▶ Stated goal
Reproduce each line exactly.

▶ Raw data
######

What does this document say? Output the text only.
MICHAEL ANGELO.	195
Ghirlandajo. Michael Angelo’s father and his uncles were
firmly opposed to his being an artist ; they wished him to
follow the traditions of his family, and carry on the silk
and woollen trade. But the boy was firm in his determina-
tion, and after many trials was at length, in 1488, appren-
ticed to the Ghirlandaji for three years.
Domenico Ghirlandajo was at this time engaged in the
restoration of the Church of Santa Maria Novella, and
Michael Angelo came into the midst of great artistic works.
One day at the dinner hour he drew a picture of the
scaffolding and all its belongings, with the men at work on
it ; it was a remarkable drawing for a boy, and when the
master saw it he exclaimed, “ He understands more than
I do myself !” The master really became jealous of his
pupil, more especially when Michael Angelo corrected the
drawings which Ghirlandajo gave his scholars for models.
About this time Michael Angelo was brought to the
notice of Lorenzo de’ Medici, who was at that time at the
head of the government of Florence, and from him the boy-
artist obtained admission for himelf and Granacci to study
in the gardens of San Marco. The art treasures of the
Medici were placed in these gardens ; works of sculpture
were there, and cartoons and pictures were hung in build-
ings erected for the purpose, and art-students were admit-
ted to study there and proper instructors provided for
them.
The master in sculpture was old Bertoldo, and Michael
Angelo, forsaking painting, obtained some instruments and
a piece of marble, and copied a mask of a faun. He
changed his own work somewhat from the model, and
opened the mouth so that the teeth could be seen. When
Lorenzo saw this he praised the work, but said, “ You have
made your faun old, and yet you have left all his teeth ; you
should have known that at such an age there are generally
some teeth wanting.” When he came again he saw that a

######

▶ Answer to the problem
What does this document say? Output the text only.
MICHAEL ANGELO.	195
Ghirlandajo. Michael Angelo’s father and his uncles were
firmly opposed to his being an artist ; they wished him to
follow the traditions of his family, and carry on the silk
and woollen trade. But the boy was firm in his determina-
tion, and after many trials was at length, in 1488, appren-
ticed to the Ghirlandaji for three years.
Domenico Ghirlandajo was at this time engaged in the
restoration of the Church of Santa Maria Novella, and
Michael Angelo came into the midst of great artistic works.
One day at the dinner hour he drew a picture of the
scaffolding and all its belongings, with the men at work on
it ; it was a remarkable drawing for a boy, and when the
master saw it he exclaimed, “ He understands more than
I do myself !” The master really became jealous of his
pupil, more especially when Michael Angelo corrected the
drawings which Ghirlandajo gave his scholars for models.
About this time Michael Angelo was brought to the
notice of Lorenzo de’ Medici, who was at that time at the
head of the government of Florence, and from him the boy-
artist obtained admission for himelf and Granacci to study
in the gardens of San Marco. The art treasures of the
Medici were placed in these gardens ; works of sculpture
were there, and cartoons and pictures were hung in build-
ings erected for the purpose, and art-students were admit-
ted to study there and proper instructors provided for
them.
The master in sculpture was old Bertoldo, and Michael
Angelo, forsaking painting, obtained some instruments and
a piece of marble, and copied a mask of a faun. He
changed his own work somewhat from the model, and
opened the mouth so that the teeth could be seen. When
Lorenzo saw this he praised the work, but said, “ You have
made your faun old, and yet you have left all his teeth ; you
should have known that at such an age there are generally
some teeth wanting.” When he came again he saw that a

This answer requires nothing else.